Exercise details
Reproduce each record below exactly as written.

··· Records for processing

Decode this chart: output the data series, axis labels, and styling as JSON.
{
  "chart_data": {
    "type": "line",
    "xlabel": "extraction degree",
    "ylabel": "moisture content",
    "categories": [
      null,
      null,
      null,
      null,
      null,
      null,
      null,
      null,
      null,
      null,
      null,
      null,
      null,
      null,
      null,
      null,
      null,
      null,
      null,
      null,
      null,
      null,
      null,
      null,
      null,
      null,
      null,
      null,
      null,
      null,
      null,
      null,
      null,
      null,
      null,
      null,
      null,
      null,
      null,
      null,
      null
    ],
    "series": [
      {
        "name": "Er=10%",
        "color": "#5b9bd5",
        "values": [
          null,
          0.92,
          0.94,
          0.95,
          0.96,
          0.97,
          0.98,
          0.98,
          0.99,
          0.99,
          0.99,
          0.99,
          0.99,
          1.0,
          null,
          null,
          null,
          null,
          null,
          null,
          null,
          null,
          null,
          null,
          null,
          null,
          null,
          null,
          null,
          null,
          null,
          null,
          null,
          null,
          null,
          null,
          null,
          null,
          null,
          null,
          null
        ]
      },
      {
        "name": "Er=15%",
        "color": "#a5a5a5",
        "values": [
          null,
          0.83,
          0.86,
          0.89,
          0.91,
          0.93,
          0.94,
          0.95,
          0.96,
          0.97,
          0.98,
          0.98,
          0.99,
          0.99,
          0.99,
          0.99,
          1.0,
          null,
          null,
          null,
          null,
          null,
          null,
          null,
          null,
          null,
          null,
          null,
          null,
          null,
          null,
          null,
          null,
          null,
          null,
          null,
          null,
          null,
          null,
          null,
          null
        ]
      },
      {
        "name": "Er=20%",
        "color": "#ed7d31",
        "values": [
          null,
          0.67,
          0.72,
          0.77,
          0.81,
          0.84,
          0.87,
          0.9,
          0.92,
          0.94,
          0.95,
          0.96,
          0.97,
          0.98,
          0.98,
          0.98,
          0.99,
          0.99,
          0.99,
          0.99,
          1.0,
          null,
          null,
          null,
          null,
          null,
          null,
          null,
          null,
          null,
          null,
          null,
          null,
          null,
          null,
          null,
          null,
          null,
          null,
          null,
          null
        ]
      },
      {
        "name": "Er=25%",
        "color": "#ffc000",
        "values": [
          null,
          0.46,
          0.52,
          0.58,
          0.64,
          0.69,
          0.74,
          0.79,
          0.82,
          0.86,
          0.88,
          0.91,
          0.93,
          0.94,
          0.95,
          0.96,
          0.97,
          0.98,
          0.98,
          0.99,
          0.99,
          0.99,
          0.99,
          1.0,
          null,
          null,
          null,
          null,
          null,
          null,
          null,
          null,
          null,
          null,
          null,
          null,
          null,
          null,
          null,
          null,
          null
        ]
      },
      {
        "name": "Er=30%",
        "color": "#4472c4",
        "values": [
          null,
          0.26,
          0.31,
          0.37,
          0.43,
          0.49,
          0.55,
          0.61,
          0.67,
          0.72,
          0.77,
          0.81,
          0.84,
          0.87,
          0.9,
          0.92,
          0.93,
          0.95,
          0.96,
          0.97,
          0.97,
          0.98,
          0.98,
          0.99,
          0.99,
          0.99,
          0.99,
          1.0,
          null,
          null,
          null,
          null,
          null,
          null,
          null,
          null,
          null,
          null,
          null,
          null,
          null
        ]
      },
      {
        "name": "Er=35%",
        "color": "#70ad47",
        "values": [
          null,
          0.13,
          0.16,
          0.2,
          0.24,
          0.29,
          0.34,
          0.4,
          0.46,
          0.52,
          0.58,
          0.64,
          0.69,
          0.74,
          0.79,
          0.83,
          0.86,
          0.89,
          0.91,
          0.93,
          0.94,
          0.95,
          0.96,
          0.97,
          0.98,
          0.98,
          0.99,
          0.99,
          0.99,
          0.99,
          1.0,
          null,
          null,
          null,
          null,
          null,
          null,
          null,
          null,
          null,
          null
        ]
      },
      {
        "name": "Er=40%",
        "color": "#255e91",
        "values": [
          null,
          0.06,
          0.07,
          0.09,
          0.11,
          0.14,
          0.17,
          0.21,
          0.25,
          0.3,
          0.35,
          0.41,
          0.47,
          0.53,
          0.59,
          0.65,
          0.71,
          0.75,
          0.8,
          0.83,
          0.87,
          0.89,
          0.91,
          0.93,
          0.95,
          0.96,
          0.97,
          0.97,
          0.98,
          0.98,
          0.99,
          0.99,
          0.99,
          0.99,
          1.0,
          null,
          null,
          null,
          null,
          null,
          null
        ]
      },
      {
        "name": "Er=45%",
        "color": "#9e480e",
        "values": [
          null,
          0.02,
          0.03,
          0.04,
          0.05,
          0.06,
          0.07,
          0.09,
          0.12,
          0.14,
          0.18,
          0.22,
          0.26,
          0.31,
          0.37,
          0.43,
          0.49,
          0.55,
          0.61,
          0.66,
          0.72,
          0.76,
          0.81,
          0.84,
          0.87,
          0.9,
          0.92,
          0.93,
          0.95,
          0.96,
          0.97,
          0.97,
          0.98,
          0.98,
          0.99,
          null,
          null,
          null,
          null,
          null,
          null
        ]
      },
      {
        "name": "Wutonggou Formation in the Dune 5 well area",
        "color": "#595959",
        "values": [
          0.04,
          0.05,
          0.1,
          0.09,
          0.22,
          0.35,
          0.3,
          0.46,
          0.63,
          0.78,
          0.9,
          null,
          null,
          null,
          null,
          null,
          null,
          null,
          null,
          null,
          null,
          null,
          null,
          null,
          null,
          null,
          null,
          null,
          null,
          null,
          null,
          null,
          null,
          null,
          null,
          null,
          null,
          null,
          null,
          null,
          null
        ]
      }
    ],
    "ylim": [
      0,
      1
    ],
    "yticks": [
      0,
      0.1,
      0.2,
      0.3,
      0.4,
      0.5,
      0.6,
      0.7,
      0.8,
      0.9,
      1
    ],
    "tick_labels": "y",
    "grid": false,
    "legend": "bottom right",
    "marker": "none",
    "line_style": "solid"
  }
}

······

Worked solution
Decode this chart: output the data series, axis labels, and styling as JSON.
{
  "chart_data": {
    "type": "line",
    "xlabel": "extraction degree",
    "ylabel": "moisture content",
    "categories": [
      null,
      null,
      null,
      null,
      null,
      null,
      null,
      null,
      null,
      null,
      null,
      null,
      null,
      null,
      null,
      null,
      null,
      null,
      null,
      null,
      null,
      null,
      null,
      null,
      null,
      null,
      null,
      null,
      null,
      null,
      null,
      null,
      null,
      null,
      null,
      null,
      null,
      null,
      null,
      null,
      null
    ],
    "series": [
      {
        "name": "Er=10%",
        "color": "#5b9bd5",
        "values": [
          null,
          0.92,
          0.94,
          0.95,
          0.96,
          0.97,
          0.98,
          0.98,
          0.99,
          0.99,
          0.99,
          0.99,
          0.99,
          1.0,
          null,
          null,
          null,
          null,
          null,
          null,
          null,
          null,
          null,
          null,
          null,
          null,
          null,
          null,
          null,
          null,
          null,
          null,
          null,
          null,
          null,
          null,
          null,
          null,
          null,
          null,
          null
        ]
      },
      {
        "name": "Er=15%",
        "color": "#a5a5a5",
        "values": [
          null,
          0.83,
          0.86,
          0.89,
          0.91,
          0.93,
          0.94,
          0.95,
          0.96,
          0.97,
          0.98,
          0.98,
          0.99,
          0.99,
          0.99,
          0.99,
          1.0,
          null,
          null,
          null,
          null,
          null,
          null,
          null,
          null,
          null,
          null,
          null,
          null,
          null,
          null,
          null,
          null,
          null,
          null,
          null,
          null,
          null,
          null,
          null,
          null
        ]
      },
      {
        "name": "Er=20%",
        "color": "#ed7d31",
        "values": [
          null,
          0.67,
          0.72,
          0.77,
          0.81,
          0.84,
          0.87,
          0.9,
          0.92,
          0.94,
          0.95,
          0.96,
          0.97,
          0.98,
          0.98,
          0.98,
          0.99,
          0.99,
          0.99,
          0.99,
          1.0,
          null,
          null,
          null,
          null,
          null,
          null,
          null,
          null,
          null,
          null,
          null,
          null,
          null,
          null,
          null,
          null,
          null,
          null,
          null,
          null
        ]
      },
      {
        "name": "Er=25%",
        "color": "#ffc000",
        "values": [
          null,
          0.46,
          0.52,
          0.58,
          0.64,
          0.69,
          0.74,
          0.79,
          0.82,
          0.86,
          0.88,
          0.91,
          0.93,
          0.94,
          0.95,
          0.96,
          0.97,
          0.98,
          0.98,
          0.99,
          0.99,
          0.99,
          0.99,
          1.0,
          null,
          null,
          null,
          null,
          null,
          null,
          null,
          null,
          null,
          null,
          null,
          null,
          null,
          null,
          null,
          null,
          null
        ]
      },
      {
        "name": "Er=30%",
        "color": "#4472c4",
        "values": [
          null,
          0.26,
          0.31,
          0.37,
          0.43,
          0.49,
          0.55,
          0.61,
          0.67,
          0.72,
          0.77,
          0.81,
          0.84,
          0.87,
          0.9,
          0.92,
          0.93,
          0.95,
          0.96,
          0.97,
          0.97,
          0.98,
          0.98,
          0.99,
          0.99,
          0.99,
          0.99,
          1.0,
          null,
          null,
          null,
          null,
          null,
          null,
          null,
          null,
          null,
          null,
          null,
          null,
          null
        ]
      },
      {
        "name": "Er=35%",
        "color": "#70ad47",
        "values": [
          null,
          0.13,
          0.16,
          0.2,
          0.24,
          0.29,
          0.34,
          0.4,
          0.46,
          0.52,
          0.58,
          0.64,
          0.69,
          0.74,
          0.79,
          0.83,
          0.86,
          0.89,
          0.91,
          0.93,
          0.94,
          0.95,
          0.96,
          0.97,
          0.98,
          0.98,
          0.99,
          0.99,
          0.99,
          0.99,
          1.0,
          null,
          null,
          null,
          null,
          null,
          null,
          null,
          null,
          null,
          null
        ]
      },
      {
        "name": "Er=40%",
        "color": "#255e91",
        "values": [
          null,
          0.06,
          0.07,
          0.09,
          0.11,
          0.14,
          0.17,
          0.21,
          0.25,
          0.3,
          0.35,
          0.41,
          0.47,
          0.53,
          0.59,
          0.65,
          0.71,
          0.75,
          0.8,
          0.83,
          0.87,
          0.89,
          0.91,
          0.93,
          0.95,
          0.96,
          0.97,
          0.97,
          0.98,
          0.98,
          0.99,
          0.99,
          0.99,
          0.99,
          1.0,
          null,
          null,
          null,
          null,
          null,
          null
        ]
      },
      {
        "name": "Er=45%",
        "color": "#9e480e",
        "values": [
          null,
          0.02,
          0.03,
          0.04,
          0.05,
          0.06,
          0.07,
          0.09,
          0.12,
          0.14,
          0.18,
          0.22,
          0.26,
          0.31,
          0.37,
          0.43,
          0.49,
          0.55,
          0.61,
          0.66,
          0.72,
          0.76,
          0.81,
          0.84,
          0.87,
          0.9,
          0.92,
          0.93,
          0.95,
          0.96,
          0.97,
          0.97,
          0.98,
          0.98,
          0.99,
          null,
          null,
          null,
          null,
          null,
          null
        ]
      },
      {
        "name": "Wutonggou Formation in the Dune 5 well area",
        "color": "#595959",
        "values": [
          0.04,
          0.05,
          0.1,
          0.09,
          0.22,
          0.35,
          0.3,
          0.46,
          0.63,
          0.78,
          0.9,
          null,
          null,
          null,
          null,
          null,
          null,
          null,
          null,
          null,
          null,
          null,
          null,
          null,
          null,
          null,
          null,
          null,
          null,
          null,
          null,
          null,
          null,
          null,
          null,
          null,
          null,
          null,
          null,
          null,
          null
        ]
      }
    ],
    "ylim": [
      0,
      1
    ],
    "yticks": [
      0,
      0.1,
      0.2,
      0.3,
      0.4,
      0.5,
      0.6,
      0.7,
      0.8,
      0.9,
      1
    ],
    "tick_labels": "y",
    "grid": false,
    "legend": "bottom right",
    "marker": "none",
    "line_style": "solid"
  }
}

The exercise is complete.